• Stated task: What do the lines from the one containing "Parse this screenshot: output" through the end of the entries say? Quote them exactly, and only them.

• Dataset records:
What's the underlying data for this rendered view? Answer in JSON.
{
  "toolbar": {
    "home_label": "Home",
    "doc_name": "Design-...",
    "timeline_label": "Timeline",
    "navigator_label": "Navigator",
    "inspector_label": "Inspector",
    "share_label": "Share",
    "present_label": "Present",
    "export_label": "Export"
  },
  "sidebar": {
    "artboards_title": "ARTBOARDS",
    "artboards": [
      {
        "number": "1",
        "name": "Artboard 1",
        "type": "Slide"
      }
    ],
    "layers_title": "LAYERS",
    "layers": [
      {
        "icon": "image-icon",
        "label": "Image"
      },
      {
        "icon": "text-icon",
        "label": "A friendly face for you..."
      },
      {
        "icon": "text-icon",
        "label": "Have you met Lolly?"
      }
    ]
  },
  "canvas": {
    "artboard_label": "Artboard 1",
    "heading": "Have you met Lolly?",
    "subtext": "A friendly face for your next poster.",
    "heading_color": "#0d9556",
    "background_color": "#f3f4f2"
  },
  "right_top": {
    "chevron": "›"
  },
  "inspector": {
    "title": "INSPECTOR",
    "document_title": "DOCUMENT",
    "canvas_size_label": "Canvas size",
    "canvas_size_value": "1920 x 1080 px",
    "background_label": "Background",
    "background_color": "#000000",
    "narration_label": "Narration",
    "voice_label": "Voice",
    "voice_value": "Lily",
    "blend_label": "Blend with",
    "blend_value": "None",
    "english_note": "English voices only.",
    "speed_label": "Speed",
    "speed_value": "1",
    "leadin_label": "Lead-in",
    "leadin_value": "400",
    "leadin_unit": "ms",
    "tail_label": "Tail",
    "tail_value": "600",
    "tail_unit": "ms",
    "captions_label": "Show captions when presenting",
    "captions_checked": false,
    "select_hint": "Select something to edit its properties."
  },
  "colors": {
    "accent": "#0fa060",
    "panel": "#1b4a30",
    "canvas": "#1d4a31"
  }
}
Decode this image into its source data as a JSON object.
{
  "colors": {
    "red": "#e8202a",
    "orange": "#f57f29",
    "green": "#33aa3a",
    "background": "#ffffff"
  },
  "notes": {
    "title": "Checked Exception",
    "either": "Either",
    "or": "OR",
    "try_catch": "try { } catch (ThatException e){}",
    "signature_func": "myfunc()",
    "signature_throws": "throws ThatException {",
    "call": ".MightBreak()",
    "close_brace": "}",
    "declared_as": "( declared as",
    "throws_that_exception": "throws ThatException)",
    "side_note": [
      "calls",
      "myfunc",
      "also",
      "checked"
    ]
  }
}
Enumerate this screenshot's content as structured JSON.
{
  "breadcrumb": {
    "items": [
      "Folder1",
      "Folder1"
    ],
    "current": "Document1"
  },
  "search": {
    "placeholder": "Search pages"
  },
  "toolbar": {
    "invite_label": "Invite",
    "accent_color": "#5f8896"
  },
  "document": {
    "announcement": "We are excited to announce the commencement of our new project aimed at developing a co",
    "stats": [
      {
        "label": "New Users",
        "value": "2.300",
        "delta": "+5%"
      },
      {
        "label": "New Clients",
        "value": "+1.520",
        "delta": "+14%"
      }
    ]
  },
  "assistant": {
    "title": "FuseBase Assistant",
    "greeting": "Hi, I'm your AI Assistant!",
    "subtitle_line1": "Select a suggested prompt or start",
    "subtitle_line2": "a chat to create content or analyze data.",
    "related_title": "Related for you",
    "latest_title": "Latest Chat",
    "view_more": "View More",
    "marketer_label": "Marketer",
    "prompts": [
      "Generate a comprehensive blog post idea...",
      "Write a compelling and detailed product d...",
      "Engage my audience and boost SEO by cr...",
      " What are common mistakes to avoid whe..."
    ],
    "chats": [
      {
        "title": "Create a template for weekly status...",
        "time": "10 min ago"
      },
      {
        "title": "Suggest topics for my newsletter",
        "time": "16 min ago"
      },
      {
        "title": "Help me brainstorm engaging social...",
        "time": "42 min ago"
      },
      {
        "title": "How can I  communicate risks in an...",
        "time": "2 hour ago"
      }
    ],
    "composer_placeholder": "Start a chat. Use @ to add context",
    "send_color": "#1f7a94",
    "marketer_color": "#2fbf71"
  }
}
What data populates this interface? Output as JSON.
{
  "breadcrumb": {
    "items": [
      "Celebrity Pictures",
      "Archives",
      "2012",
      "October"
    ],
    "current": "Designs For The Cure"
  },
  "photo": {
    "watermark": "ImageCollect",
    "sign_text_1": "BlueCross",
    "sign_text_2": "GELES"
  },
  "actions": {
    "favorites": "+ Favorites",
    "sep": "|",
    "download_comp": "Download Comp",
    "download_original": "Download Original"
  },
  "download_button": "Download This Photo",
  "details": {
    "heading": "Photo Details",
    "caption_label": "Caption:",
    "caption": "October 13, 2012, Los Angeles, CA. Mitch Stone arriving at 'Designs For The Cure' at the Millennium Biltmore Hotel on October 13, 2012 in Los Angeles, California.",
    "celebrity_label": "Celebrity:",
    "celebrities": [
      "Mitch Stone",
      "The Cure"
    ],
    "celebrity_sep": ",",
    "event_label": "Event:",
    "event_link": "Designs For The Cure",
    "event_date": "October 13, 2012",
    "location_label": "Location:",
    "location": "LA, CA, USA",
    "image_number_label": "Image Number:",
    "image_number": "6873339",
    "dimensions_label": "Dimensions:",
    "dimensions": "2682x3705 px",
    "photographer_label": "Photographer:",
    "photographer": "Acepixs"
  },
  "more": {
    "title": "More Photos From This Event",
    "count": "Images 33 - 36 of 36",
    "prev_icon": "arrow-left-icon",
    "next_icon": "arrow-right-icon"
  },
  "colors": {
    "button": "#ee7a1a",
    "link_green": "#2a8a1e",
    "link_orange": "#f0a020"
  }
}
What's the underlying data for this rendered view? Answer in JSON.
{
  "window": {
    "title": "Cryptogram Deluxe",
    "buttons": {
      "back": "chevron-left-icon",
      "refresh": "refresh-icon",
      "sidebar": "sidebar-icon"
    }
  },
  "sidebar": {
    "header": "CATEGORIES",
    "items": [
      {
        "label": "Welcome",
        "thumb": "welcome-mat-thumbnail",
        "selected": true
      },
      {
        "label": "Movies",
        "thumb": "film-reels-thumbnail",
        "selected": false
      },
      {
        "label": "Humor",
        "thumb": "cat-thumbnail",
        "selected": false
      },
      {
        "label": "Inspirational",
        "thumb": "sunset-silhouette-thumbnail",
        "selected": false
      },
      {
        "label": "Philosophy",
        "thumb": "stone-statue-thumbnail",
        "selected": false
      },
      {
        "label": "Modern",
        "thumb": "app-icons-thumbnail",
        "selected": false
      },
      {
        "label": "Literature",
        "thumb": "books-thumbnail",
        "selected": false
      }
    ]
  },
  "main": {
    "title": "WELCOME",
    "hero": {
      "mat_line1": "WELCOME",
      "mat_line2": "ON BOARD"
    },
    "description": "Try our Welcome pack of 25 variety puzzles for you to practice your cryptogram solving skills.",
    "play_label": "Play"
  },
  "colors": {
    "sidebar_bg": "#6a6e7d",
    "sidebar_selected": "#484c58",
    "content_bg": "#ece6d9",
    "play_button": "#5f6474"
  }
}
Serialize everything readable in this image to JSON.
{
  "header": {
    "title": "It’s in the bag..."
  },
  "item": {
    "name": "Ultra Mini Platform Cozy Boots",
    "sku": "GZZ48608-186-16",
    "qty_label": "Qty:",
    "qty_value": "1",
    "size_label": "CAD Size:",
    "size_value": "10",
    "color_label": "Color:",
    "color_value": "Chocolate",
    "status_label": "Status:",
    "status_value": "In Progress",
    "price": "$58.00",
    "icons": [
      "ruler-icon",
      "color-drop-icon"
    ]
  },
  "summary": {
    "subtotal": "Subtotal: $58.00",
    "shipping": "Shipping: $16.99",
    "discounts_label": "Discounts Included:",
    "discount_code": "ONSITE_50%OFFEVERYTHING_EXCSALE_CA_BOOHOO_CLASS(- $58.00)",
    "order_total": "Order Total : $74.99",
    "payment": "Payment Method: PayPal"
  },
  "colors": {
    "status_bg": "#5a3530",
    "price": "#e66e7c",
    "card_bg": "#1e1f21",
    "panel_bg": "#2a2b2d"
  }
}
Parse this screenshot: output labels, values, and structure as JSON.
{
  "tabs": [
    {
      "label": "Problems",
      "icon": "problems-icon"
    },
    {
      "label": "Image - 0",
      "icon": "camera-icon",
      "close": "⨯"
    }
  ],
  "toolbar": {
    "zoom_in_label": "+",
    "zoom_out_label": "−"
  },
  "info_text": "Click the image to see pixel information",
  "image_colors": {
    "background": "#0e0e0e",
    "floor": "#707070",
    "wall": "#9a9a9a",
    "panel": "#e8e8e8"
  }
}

• Full solution:
Parse this screenshot: output labels, values, and structure as JSON.
{
  "tabs": [
    {
      "label": "Problems",
      "icon": "problems-icon"
    },
    {
      "label": "Image - 0",
      "icon": "camera-icon",
      "close": "⨯"
    }
  ],
  "toolbar": {
    "zoom_in_label": "+",
    "zoom_out_label": "−"
  },
  "info_text": "Click the image to see pixel information",
  "image_colors": {
    "background": "#0e0e0e",
    "floor": "#707070",
    "wall": "#9a9a9a",
    "panel": "#e8e8e8"
  }
}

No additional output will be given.